**Rows from a dataset**.
— Begin —

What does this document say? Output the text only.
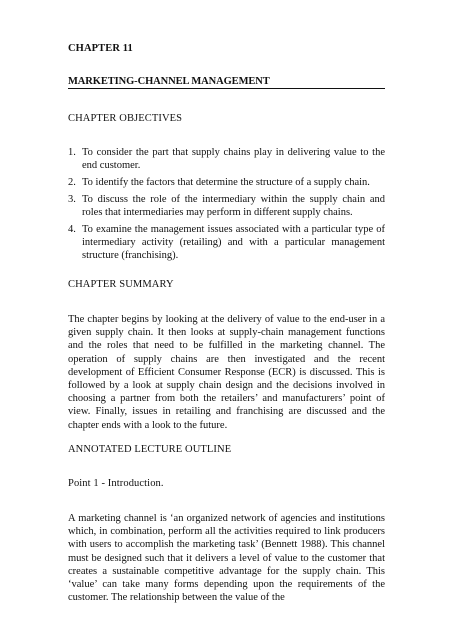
CHAPTER 11
MARKETING-CHANNEL MANAGEMENT
CHAPTER OBJECTIVES
1. To consider the part that supply chains play in delivering value to the end customer.
2. To identify the factors that determine the structure of a supply chain.
3. To discuss the role of the intermediary within the supply chain and roles that intermediaries may perform in different supply chains.
4. To examine the management issues associated with a particular type of intermediary activity (retailing) and with a particular management structure (franchising).
CHAPTER SUMMARY

The chapter begins by looking at the delivery of value to the end-user in a given supply chain. It then looks at supply-chain management functions and the roles that need to be fulfilled in the marketing channel. The operation of supply chains are then investigated and the recent development of Efficient Consumer Response (ECR) is discussed. This is followed by a look at supply chain design and the decisions involved in choosing a partner from both the retailers’ and manufacturers’ point of view. Finally, issues in retailing and franchising are discussed and the chapter ends with a look to the future.

ANNOTATED LECTURE OUTLINE
Point 1 - Introduction.

A marketing channel is ‘an organized network of agencies and institutions which, in combination, perform all the activities required to link producers with users to accomplish the marketing task’ (Bennett 1988). This channel must be designed such that it delivers a level of value to the customer that creates a sustainable competitive advantage for the supply chain. This ‘value’ can take many forms depending upon the requirements of the customer. The relationship between the value of the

— End —

**EXERCISE REQUIREMENTS**.
Find all the lines containing "issues" in the material, then copy them.

**ANSWER TO THIS PROBLEM**.
4. To examine the management issues associated with a particular type of intermediary activity (retailing) and with a particular management structure (franchising).
The chapter begins by looking at the delivery of value to the end-user in a given supply chain. It then looks at supply-chain management functions and the roles that need to be fulfilled in the marketing channel. The operation of supply chains are then investigated and the recent development of Efficient Consumer Response (ECR) is discussed. This is followed by a look at supply chain design and the decisions involved in choosing a partner from both the retailers’ and manufacturers’ point of view. Finally, issues in retailing and franchising are discussed and the chapter ends with a look to the future.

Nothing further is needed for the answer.